### Prompt
Retype the material below. Keep every word exactly as it is.

--- Begin ---

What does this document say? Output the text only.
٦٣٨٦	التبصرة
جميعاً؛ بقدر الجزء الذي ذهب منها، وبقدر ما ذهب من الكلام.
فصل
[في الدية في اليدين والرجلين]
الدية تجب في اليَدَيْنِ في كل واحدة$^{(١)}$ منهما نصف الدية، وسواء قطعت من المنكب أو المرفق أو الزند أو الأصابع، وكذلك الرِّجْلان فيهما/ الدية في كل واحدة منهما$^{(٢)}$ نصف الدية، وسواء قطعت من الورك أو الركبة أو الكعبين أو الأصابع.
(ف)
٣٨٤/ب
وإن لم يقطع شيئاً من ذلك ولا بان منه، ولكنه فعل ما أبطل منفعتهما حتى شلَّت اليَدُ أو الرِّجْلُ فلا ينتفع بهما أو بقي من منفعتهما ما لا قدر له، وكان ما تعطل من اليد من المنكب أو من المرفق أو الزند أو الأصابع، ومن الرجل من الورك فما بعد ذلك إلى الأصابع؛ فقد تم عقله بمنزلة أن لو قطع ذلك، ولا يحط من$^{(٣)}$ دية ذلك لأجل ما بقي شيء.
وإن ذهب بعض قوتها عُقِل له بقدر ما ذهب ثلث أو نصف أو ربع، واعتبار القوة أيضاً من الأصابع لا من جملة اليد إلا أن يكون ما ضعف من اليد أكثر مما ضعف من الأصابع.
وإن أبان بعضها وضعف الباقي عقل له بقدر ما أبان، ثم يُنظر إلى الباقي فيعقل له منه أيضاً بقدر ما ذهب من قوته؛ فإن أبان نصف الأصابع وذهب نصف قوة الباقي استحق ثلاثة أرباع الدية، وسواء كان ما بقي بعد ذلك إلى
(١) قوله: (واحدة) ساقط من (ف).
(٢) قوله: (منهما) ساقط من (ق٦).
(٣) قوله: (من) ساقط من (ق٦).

--- End ---

### Result
What does this document say? Output the text only.
٦٣٨٦	التبصرة
جميعاً؛ بقدر الجزء الذي ذهب منها، وبقدر ما ذهب من الكلام.
فصل
[في الدية في اليدين والرجلين]
الدية تجب في اليَدَيْنِ في كل واحدة$^{(١)}$ منهما نصف الدية، وسواء قطعت من المنكب أو المرفق أو الزند أو الأصابع، وكذلك الرِّجْلان فيهما/ الدية في كل واحدة منهما$^{(٢)}$ نصف الدية، وسواء قطعت من الورك أو الركبة أو الكعبين أو الأصابع.
(ف)
٣٨٤/ب
وإن لم يقطع شيئاً من ذلك ولا بان منه، ولكنه فعل ما أبطل منفعتهما حتى شلَّت اليَدُ أو الرِّجْلُ فلا ينتفع بهما أو بقي من منفعتهما ما لا قدر له، وكان ما تعطل من اليد من المنكب أو من المرفق أو الزند أو الأصابع، ومن الرجل من الورك فما بعد ذلك إلى الأصابع؛ فقد تم عقله بمنزلة أن لو قطع ذلك، ولا يحط من$^{(٣)}$ دية ذلك لأجل ما بقي شيء.
وإن ذهب بعض قوتها عُقِل له بقدر ما ذهب ثلث أو نصف أو ربع، واعتبار القوة أيضاً من الأصابع لا من جملة اليد إلا أن يكون ما ضعف من اليد أكثر مما ضعف من الأصابع.
وإن أبان بعضها وضعف الباقي عقل له بقدر ما أبان، ثم يُنظر إلى الباقي فيعقل له منه أيضاً بقدر ما ذهب من قوته؛ فإن أبان نصف الأصابع وذهب نصف قوة الباقي استحق ثلاثة أرباع الدية، وسواء كان ما بقي بعد ذلك إلى
(١) قوله: (واحدة) ساقط من (ف).
(٢) قوله: (منهما) ساقط من (ق٦).
(٣) قوله: (من) ساقط من (ق٦).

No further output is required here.